** GIVEN TASK **
Copy the lines below character for character, from the first line through the line that contains "reply-source-link[interactable]: Twitter for", including both.
----- RECORDS FOR PROCESSING -----
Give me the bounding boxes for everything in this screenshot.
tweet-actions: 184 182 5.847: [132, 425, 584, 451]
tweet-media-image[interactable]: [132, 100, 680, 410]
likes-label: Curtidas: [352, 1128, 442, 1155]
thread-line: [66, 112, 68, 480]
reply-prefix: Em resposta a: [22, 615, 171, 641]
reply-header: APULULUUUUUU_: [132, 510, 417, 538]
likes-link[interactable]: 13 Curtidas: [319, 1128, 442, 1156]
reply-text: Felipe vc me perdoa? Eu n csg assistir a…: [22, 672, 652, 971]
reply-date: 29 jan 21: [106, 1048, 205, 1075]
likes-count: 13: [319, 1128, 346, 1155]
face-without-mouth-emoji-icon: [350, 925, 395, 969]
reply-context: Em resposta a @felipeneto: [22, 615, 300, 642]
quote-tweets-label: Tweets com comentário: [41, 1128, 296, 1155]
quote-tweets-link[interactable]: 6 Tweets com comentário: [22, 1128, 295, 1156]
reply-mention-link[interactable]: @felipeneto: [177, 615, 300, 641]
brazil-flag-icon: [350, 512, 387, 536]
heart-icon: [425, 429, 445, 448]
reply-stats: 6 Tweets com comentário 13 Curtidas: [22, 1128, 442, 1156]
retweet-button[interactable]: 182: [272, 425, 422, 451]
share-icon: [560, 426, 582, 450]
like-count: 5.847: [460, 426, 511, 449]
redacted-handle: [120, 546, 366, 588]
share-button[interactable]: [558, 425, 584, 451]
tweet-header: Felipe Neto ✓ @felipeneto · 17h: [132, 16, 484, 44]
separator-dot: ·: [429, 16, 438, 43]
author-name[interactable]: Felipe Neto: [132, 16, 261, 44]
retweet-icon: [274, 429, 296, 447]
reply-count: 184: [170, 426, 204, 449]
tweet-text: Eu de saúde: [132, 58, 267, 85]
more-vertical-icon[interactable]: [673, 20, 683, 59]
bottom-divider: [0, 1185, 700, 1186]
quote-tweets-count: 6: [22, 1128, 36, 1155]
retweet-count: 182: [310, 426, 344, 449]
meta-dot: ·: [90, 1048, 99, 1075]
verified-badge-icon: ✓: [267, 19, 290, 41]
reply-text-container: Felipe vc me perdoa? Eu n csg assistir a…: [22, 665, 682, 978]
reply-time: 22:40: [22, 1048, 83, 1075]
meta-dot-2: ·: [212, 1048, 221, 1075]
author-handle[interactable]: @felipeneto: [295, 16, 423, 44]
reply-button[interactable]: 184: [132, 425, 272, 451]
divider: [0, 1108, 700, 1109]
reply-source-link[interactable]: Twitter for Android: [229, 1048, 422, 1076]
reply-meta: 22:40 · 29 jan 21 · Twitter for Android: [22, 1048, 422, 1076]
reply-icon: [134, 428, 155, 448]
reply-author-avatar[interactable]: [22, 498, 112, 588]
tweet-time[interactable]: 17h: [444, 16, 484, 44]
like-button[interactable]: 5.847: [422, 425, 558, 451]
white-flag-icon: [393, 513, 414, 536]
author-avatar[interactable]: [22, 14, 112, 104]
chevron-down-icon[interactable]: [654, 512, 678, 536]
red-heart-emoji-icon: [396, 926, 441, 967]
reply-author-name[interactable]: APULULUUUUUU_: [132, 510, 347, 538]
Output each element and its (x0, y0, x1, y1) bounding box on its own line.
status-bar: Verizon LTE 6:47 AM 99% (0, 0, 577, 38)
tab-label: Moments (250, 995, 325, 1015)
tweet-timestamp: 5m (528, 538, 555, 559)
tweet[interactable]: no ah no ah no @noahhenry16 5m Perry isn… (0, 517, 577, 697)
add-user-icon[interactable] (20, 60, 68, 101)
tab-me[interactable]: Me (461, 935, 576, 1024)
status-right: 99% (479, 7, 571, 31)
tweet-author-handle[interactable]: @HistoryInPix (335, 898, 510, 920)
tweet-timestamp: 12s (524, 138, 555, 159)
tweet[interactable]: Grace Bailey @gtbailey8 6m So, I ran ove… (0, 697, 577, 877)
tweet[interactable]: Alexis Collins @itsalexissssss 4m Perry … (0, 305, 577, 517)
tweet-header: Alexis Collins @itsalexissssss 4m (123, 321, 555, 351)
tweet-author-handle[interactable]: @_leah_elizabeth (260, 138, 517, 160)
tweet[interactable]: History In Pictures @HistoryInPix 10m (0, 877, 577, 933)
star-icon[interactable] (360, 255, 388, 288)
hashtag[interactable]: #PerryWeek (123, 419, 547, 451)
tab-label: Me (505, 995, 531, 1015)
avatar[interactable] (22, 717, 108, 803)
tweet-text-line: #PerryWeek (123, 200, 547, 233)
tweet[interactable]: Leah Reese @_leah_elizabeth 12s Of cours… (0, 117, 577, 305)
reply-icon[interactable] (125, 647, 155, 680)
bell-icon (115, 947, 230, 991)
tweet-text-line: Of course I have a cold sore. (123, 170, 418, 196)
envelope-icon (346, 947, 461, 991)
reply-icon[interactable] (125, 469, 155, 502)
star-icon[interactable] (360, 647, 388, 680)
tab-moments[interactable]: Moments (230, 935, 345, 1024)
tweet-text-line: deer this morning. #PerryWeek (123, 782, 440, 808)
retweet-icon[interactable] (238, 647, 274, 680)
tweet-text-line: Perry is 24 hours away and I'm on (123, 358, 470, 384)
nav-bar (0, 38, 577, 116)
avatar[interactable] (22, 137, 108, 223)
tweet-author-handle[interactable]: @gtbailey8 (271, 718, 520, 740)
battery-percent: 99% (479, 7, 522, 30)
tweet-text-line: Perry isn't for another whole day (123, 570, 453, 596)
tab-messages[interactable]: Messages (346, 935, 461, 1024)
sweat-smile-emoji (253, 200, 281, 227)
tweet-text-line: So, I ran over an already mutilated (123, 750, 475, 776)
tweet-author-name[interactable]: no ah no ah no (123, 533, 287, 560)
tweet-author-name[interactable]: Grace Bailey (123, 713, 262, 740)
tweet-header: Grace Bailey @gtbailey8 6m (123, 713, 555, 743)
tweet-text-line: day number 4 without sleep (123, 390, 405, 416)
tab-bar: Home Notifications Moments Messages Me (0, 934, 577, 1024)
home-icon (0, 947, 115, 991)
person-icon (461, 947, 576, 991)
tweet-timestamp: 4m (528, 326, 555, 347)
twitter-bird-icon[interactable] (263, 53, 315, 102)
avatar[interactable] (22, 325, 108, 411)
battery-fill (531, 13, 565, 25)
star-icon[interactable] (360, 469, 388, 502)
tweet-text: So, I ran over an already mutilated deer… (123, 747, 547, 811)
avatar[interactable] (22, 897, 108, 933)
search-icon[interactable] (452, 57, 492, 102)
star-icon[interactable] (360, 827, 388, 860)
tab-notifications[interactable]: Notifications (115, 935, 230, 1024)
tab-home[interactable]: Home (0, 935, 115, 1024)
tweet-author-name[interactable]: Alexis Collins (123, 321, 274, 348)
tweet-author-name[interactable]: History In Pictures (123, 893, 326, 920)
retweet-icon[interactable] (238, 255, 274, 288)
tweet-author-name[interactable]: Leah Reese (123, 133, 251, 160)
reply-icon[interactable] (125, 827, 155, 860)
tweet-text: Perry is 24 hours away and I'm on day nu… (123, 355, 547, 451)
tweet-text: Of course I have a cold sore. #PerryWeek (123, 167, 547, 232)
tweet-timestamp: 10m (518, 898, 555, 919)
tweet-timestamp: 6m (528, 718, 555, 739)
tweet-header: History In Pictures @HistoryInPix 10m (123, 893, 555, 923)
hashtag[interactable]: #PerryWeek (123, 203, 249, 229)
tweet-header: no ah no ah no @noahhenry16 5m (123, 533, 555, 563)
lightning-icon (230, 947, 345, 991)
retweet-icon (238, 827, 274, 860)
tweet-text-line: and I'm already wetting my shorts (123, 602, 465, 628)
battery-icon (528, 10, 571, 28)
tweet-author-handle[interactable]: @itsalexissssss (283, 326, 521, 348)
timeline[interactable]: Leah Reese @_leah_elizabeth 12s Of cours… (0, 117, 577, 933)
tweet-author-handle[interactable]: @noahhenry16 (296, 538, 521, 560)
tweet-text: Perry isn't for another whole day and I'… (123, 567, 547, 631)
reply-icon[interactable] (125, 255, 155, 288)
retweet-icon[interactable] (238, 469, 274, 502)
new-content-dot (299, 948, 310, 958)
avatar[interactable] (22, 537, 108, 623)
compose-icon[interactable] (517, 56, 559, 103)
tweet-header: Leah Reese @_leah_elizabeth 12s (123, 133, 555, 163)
-----
** THE REPLY **
Give me the bounding boxes for everything in this screenshot.
tweet-actions: 184 182 5.847: [132, 425, 584, 451]
tweet-media-image[interactable]: [132, 100, 680, 410]
likes-label: Curtidas: [352, 1128, 442, 1155]
thread-line: [66, 112, 68, 480]
reply-prefix: Em resposta a: [22, 615, 171, 641]
reply-header: APULULUUUUUU_: [132, 510, 417, 538]
likes-link[interactable]: 13 Curtidas: [319, 1128, 442, 1156]
reply-text: Felipe vc me perdoa? Eu n csg assistir a…: [22, 672, 652, 971]
reply-date: 29 jan 21: [106, 1048, 205, 1075]
likes-count: 13: [319, 1128, 346, 1155]
face-without-mouth-emoji-icon: [350, 925, 395, 969]
reply-context: Em resposta a @felipeneto: [22, 615, 300, 642]
quote-tweets-label: Tweets com comentário: [41, 1128, 296, 1155]
quote-tweets-link[interactable]: 6 Tweets com comentário: [22, 1128, 295, 1156]
reply-mention-link[interactable]: @felipeneto: [177, 615, 300, 641]
brazil-flag-icon: [350, 512, 387, 536]
heart-icon: [425, 429, 445, 448]
reply-stats: 6 Tweets com comentário 13 Curtidas: [22, 1128, 442, 1156]
retweet-button[interactable]: 182: [272, 425, 422, 451]
share-icon: [560, 426, 582, 450]
like-count: 5.847: [460, 426, 511, 449]
redacted-handle: [120, 546, 366, 588]
share-button[interactable]: [558, 425, 584, 451]
tweet-header: Felipe Neto ✓ @felipeneto · 17h: [132, 16, 484, 44]
separator-dot: ·: [429, 16, 438, 43]
author-name[interactable]: Felipe Neto: [132, 16, 261, 44]
retweet-icon: [274, 429, 296, 447]
reply-count: 184: [170, 426, 204, 449]
tweet-text: Eu de saúde: [132, 58, 267, 85]
more-vertical-icon[interactable]: [673, 20, 683, 59]
bottom-divider: [0, 1185, 700, 1186]
quote-tweets-count: 6: [22, 1128, 36, 1155]
retweet-count: 182: [310, 426, 344, 449]
meta-dot: ·: [90, 1048, 99, 1075]
verified-badge-icon: ✓: [267, 19, 290, 41]
reply-text-container: Felipe vc me perdoa? Eu n csg assistir a…: [22, 665, 682, 978]
reply-time: 22:40: [22, 1048, 83, 1075]
meta-dot-2: ·: [212, 1048, 221, 1075]
author-handle[interactable]: @felipeneto: [295, 16, 423, 44]
reply-button[interactable]: 184: [132, 425, 272, 451]
divider: [0, 1108, 700, 1109]
reply-source-link[interactable]: Twitter for Android: [229, 1048, 422, 1076]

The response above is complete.